## [Brief]
Can you write out every one of the lines below exactly, character for character?

## [Data records]
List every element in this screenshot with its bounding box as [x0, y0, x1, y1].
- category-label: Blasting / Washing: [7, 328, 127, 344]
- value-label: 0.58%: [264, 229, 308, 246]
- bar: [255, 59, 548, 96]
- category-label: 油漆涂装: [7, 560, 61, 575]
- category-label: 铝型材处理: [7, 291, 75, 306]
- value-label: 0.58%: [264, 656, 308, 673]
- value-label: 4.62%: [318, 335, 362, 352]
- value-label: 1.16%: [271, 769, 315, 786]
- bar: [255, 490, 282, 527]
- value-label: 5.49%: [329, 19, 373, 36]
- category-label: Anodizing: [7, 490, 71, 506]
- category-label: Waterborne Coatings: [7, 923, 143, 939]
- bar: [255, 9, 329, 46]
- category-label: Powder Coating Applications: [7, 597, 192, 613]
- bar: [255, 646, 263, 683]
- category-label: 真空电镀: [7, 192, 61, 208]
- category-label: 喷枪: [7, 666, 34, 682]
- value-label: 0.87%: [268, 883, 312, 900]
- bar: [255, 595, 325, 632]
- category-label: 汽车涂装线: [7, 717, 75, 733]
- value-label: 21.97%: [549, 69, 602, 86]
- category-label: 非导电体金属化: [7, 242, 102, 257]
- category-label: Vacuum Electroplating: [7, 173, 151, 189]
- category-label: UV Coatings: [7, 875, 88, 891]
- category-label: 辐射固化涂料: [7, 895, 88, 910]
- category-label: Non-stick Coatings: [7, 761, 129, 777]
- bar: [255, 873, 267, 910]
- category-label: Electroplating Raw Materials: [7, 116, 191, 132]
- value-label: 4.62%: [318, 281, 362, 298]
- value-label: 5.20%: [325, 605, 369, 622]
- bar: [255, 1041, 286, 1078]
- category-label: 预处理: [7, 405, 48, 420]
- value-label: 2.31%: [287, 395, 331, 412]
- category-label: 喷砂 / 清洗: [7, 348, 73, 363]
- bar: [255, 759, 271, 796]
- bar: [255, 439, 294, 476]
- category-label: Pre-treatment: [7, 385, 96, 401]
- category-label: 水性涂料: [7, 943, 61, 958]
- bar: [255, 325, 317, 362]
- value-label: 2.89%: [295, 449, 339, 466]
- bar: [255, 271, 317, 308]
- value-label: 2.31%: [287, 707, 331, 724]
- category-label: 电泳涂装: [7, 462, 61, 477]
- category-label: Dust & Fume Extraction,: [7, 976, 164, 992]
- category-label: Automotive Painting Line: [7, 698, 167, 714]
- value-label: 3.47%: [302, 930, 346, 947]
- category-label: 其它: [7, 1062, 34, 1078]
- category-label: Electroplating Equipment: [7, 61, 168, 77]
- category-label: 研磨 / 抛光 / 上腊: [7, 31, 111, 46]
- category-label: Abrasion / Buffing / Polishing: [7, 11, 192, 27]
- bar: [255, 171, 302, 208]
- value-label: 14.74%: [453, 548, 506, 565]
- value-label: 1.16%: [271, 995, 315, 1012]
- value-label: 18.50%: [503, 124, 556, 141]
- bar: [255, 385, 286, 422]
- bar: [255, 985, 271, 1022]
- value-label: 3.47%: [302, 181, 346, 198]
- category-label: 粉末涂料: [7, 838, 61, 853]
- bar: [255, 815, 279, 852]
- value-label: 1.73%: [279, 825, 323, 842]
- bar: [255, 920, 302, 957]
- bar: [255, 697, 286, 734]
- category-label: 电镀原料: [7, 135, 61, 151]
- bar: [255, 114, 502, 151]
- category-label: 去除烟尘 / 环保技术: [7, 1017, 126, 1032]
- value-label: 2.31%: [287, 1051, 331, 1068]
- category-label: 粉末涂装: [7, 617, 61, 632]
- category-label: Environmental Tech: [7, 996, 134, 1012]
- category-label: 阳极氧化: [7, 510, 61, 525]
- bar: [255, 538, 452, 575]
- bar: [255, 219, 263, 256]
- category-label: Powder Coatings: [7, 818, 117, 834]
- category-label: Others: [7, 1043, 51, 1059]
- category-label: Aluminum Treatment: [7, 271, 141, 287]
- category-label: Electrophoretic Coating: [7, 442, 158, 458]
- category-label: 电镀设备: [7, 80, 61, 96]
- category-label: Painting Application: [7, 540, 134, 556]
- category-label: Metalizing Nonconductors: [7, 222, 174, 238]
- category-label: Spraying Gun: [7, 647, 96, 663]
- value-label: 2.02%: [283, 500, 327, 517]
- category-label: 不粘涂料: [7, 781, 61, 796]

## [Exercise output]
List every element in this screenshot with its bounding box as [x0, y0, x1, y1].
- category-label: Blasting / Washing: [7, 328, 127, 344]
- value-label: 0.58%: [264, 229, 308, 246]
- bar: [255, 59, 548, 96]
- category-label: 油漆涂装: [7, 560, 61, 575]
- category-label: 铝型材处理: [7, 291, 75, 306]
- value-label: 0.58%: [264, 656, 308, 673]
- value-label: 4.62%: [318, 335, 362, 352]
- value-label: 1.16%: [271, 769, 315, 786]
- bar: [255, 490, 282, 527]
- value-label: 5.49%: [329, 19, 373, 36]
- category-label: Anodizing: [7, 490, 71, 506]
- category-label: Waterborne Coatings: [7, 923, 143, 939]
- bar: [255, 9, 329, 46]
- category-label: Powder Coating Applications: [7, 597, 192, 613]
- bar: [255, 646, 263, 683]
- category-label: 真空电镀: [7, 192, 61, 208]
- category-label: 喷枪: [7, 666, 34, 682]
- value-label: 0.87%: [268, 883, 312, 900]
- bar: [255, 595, 325, 632]
- category-label: 汽车涂装线: [7, 717, 75, 733]
- value-label: 21.97%: [549, 69, 602, 86]
- category-label: 非导电体金属化: [7, 242, 102, 257]
- category-label: Vacuum Electroplating: [7, 173, 151, 189]
- category-label: UV Coatings: [7, 875, 88, 891]
- category-label: 辐射固化涂料: [7, 895, 88, 910]
- category-label: Non-stick Coatings: [7, 761, 129, 777]
- bar: [255, 873, 267, 910]
- category-label: Electroplating Raw Materials: [7, 116, 191, 132]
- value-label: 4.62%: [318, 281, 362, 298]
- value-label: 5.20%: [325, 605, 369, 622]
- bar: [255, 1041, 286, 1078]
- category-label: 预处理: [7, 405, 48, 420]
- value-label: 2.31%: [287, 395, 331, 412]
- category-label: 喷砂 / 清洗: [7, 348, 73, 363]
- bar: [255, 759, 271, 796]
- bar: [255, 439, 294, 476]
- category-label: Pre-treatment: [7, 385, 96, 401]
- category-label: 水性涂料: [7, 943, 61, 958]
- bar: [255, 325, 317, 362]
- value-label: 2.89%: [295, 449, 339, 466]
- bar: [255, 271, 317, 308]
- value-label: 2.31%: [287, 707, 331, 724]
- category-label: 电泳涂装: [7, 462, 61, 477]
- category-label: Dust & Fume Extraction,: [7, 976, 164, 992]
- category-label: Automotive Painting Line: [7, 698, 167, 714]
- value-label: 3.47%: [302, 930, 346, 947]
- category-label: 其它: [7, 1062, 34, 1078]
- category-label: Electroplating Equipment: [7, 61, 168, 77]
- category-label: 研磨 / 抛光 / 上腊: [7, 31, 111, 46]
- category-label: Abrasion / Buffing / Polishing: [7, 11, 192, 27]
- bar: [255, 171, 302, 208]
- value-label: 14.74%: [453, 548, 506, 565]
- value-label: 1.16%: [271, 995, 315, 1012]
- value-label: 18.50%: [503, 124, 556, 141]
- bar: [255, 385, 286, 422]
- bar: [255, 985, 271, 1022]
- value-label: 3.47%: [302, 181, 346, 198]
- category-label: 粉末涂料: [7, 838, 61, 853]
- bar: [255, 815, 279, 852]
- value-label: 1.73%: [279, 825, 323, 842]
- bar: [255, 920, 302, 957]
- bar: [255, 697, 286, 734]
- category-label: 电镀原料: [7, 135, 61, 151]
- bar: [255, 114, 502, 151]
- category-label: 去除烟尘 / 环保技术: [7, 1017, 126, 1032]
- value-label: 2.31%: [287, 1051, 331, 1068]
- category-label: 粉末涂装: [7, 617, 61, 632]
- category-label: Environmental Tech: [7, 996, 134, 1012]
- category-label: 阳极氧化: [7, 510, 61, 525]
- bar: [255, 538, 452, 575]
- bar: [255, 219, 263, 256]
- category-label: Powder Coatings: [7, 818, 117, 834]
- category-label: Others: [7, 1043, 51, 1059]
- category-label: Aluminum Treatment: [7, 271, 141, 287]
- category-label: Electrophoretic Coating: [7, 442, 158, 458]
- category-label: 电镀设备: [7, 80, 61, 96]
- category-label: Painting Application: [7, 540, 134, 556]
- category-label: Metalizing Nonconductors: [7, 222, 174, 238]
- category-label: Spraying Gun: [7, 647, 96, 663]
- value-label: 2.02%: [283, 500, 327, 517]
- category-label: 不粘涂料: [7, 781, 61, 796]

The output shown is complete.